What the task requires
Exactly as written, retype the listing below, omitting the pictures.

Records from a data source

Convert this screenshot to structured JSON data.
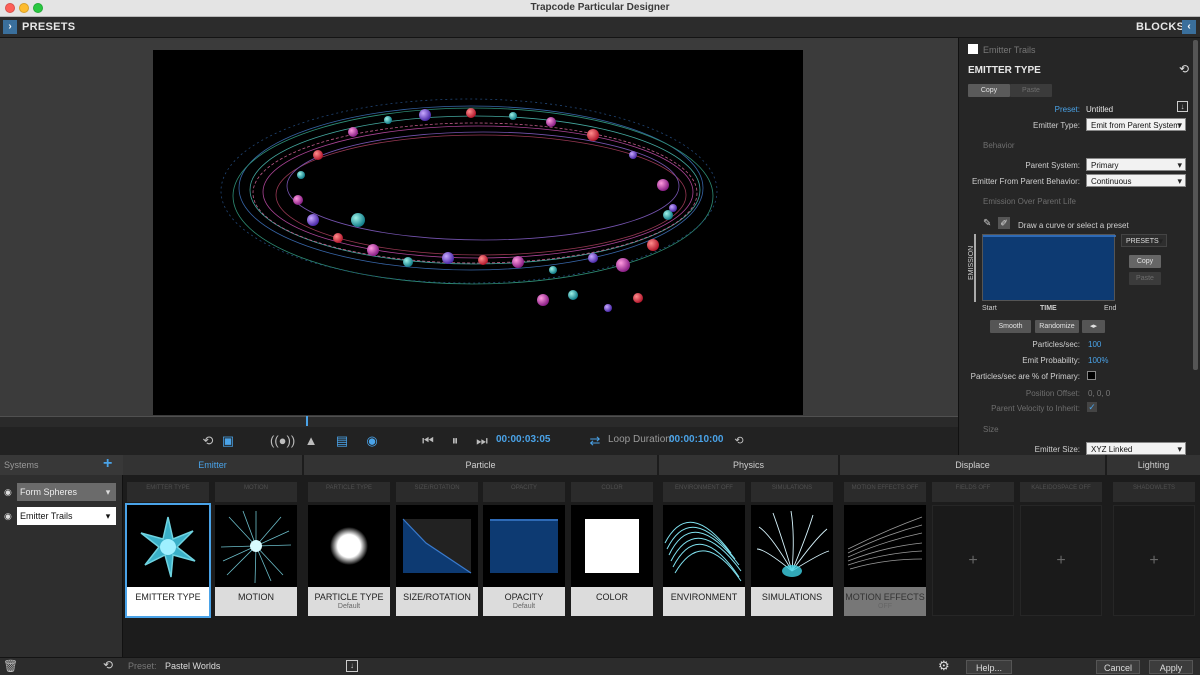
{
  "window": {
    "title": "Trapcode Particular Designer",
    "colors": {
      "close": "#fe5f57",
      "minimize": "#febc2e",
      "zoom": "#28c840",
      "accent": "#4aa3e8"
    }
  },
  "topbar": {
    "presets_label": "PRESETS",
    "blocks_label": "BLOCKS"
  },
  "transport": {
    "current_time": "00:00:03:05",
    "loop_label": "Loop Duration:",
    "loop_value": "00:00:10:00"
  },
  "panel": {
    "system_name": "Emitter Trails",
    "title": "EMITTER TYPE",
    "copy": "Copy",
    "paste": "Paste",
    "preset_label": "Preset:",
    "preset_value": "Untitled",
    "emitter_type_label": "Emitter Type:",
    "emitter_type_value": "Emit from Parent System",
    "behavior_heading": "Behavior",
    "parent_system_label": "Parent System:",
    "parent_system_value": "Primary",
    "emit_behavior_label": "Emitter From Parent Behavior:",
    "emit_behavior_value": "Continuous",
    "emission_heading": "Emission Over Parent Life",
    "curve_hint": "Draw a curve or select a preset",
    "curve_presets": "PRESETS",
    "curve_copy": "Copy",
    "curve_paste": "Paste",
    "emission_axis": "EMISSION",
    "time_start": "Start",
    "time_label": "TIME",
    "time_end": "End",
    "smooth": "Smooth",
    "randomize": "Randomize",
    "particles_sec_label": "Particles/sec:",
    "particles_sec_value": "100",
    "emit_prob_label": "Emit Probability:",
    "emit_prob_value": "100%",
    "pct_primary_label": "Particles/sec are % of Primary:",
    "position_offset_label": "Position Offset:",
    "position_offset_value": "0, 0, 0",
    "inherit_label": "Parent Velocity to Inherit:",
    "size_heading": "Size",
    "emitter_size_label": "Emitter Size:",
    "emitter_size_value": "XYZ Linked"
  },
  "systems": {
    "header": "Systems",
    "items": [
      {
        "name": "Form Spheres"
      },
      {
        "name": "Emitter Trails"
      }
    ]
  },
  "categories": [
    {
      "label": "Emitter"
    },
    {
      "label": "Particle"
    },
    {
      "label": "Physics"
    },
    {
      "label": "Displace"
    },
    {
      "label": "Lighting"
    }
  ],
  "subheaders": [
    "EMITTER TYPE",
    "MOTION",
    "PARTICLE TYPE",
    "SIZE/ROTATION",
    "OPACITY",
    "COLOR",
    "ENVIRONMENT OFF",
    "SIMULATIONS",
    "MOTION EFFECTS OFF",
    "FIELDS OFF",
    "KALEIDOSPACE OFF",
    "SHADOWLETS"
  ],
  "cards": [
    {
      "label": "EMITTER TYPE",
      "sub": ""
    },
    {
      "label": "MOTION",
      "sub": ""
    },
    {
      "label": "PARTICLE TYPE",
      "sub": "Default"
    },
    {
      "label": "SIZE/ROTATION",
      "sub": ""
    },
    {
      "label": "OPACITY",
      "sub": "Default"
    },
    {
      "label": "COLOR",
      "sub": ""
    },
    {
      "label": "ENVIRONMENT",
      "sub": ""
    },
    {
      "label": "SIMULATIONS",
      "sub": ""
    },
    {
      "label": "MOTION EFFECTS",
      "sub": "OFF"
    }
  ],
  "bottombar": {
    "preset_label": "Preset:",
    "preset_value": "Pastel Worlds",
    "help": "Help...",
    "cancel": "Cancel",
    "apply": "Apply"
  }
}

Result for this exercise
Convert this screenshot to structured JSON data.
{
  "window": {
    "title": "Trapcode Particular Designer",
    "colors": {
      "close": "#fe5f57",
      "minimize": "#febc2e",
      "zoom": "#28c840",
      "accent": "#4aa3e8"
    }
  },
  "topbar": {
    "presets_label": "PRESETS",
    "blocks_label": "BLOCKS"
  },
  "transport": {
    "current_time": "00:00:03:05",
    "loop_label": "Loop Duration:",
    "loop_value": "00:00:10:00"
  },
  "panel": {
    "system_name": "Emitter Trails",
    "title": "EMITTER TYPE",
    "copy": "Copy",
    "paste": "Paste",
    "preset_label": "Preset:",
    "preset_value": "Untitled",
    "emitter_type_label": "Emitter Type:",
    "emitter_type_value": "Emit from Parent System",
    "behavior_heading": "Behavior",
    "parent_system_label": "Parent System:",
    "parent_system_value": "Primary",
    "emit_behavior_label": "Emitter From Parent Behavior:",
    "emit_behavior_value": "Continuous",
    "emission_heading": "Emission Over Parent Life",
    "curve_hint": "Draw a curve or select a preset",
    "curve_presets": "PRESETS",
    "curve_copy": "Copy",
    "curve_paste": "Paste",
    "emission_axis": "EMISSION",
    "time_start": "Start",
    "time_label": "TIME",
    "time_end": "End",
    "smooth": "Smooth",
    "randomize": "Randomize",
    "particles_sec_label": "Particles/sec:",
    "particles_sec_value": "100",
    "emit_prob_label": "Emit Probability:",
    "emit_prob_value": "100%",
    "pct_primary_label": "Particles/sec are % of Primary:",
    "position_offset_label": "Position Offset:",
    "position_offset_value": "0, 0, 0",
    "inherit_label": "Parent Velocity to Inherit:",
    "size_heading": "Size",
    "emitter_size_label": "Emitter Size:",
    "emitter_size_value": "XYZ Linked"
  },
  "systems": {
    "header": "Systems",
    "items": [
      {
        "name": "Form Spheres"
      },
      {
        "name": "Emitter Trails"
      }
    ]
  },
  "categories": [
    {
      "label": "Emitter"
    },
    {
      "label": "Particle"
    },
    {
      "label": "Physics"
    },
    {
      "label": "Displace"
    },
    {
      "label": "Lighting"
    }
  ],
  "subheaders": [
    "EMITTER TYPE",
    "MOTION",
    "PARTICLE TYPE",
    "SIZE/ROTATION",
    "OPACITY",
    "COLOR",
    "ENVIRONMENT OFF",
    "SIMULATIONS",
    "MOTION EFFECTS OFF",
    "FIELDS OFF",
    "KALEIDOSPACE OFF",
    "SHADOWLETS"
  ],
  "cards": [
    {
      "label": "EMITTER TYPE",
      "sub": ""
    },
    {
      "label": "MOTION",
      "sub": ""
    },
    {
      "label": "PARTICLE TYPE",
      "sub": "Default"
    },
    {
      "label": "SIZE/ROTATION",
      "sub": ""
    },
    {
      "label": "OPACITY",
      "sub": "Default"
    },
    {
      "label": "COLOR",
      "sub": ""
    },
    {
      "label": "ENVIRONMENT",
      "sub": ""
    },
    {
      "label": "SIMULATIONS",
      "sub": ""
    },
    {
      "label": "MOTION EFFECTS",
      "sub": "OFF"
    }
  ],
  "bottombar": {
    "preset_label": "Preset:",
    "preset_value": "Pastel Worlds",
    "help": "Help...",
    "cancel": "Cancel",
    "apply": "Apply"
  }
}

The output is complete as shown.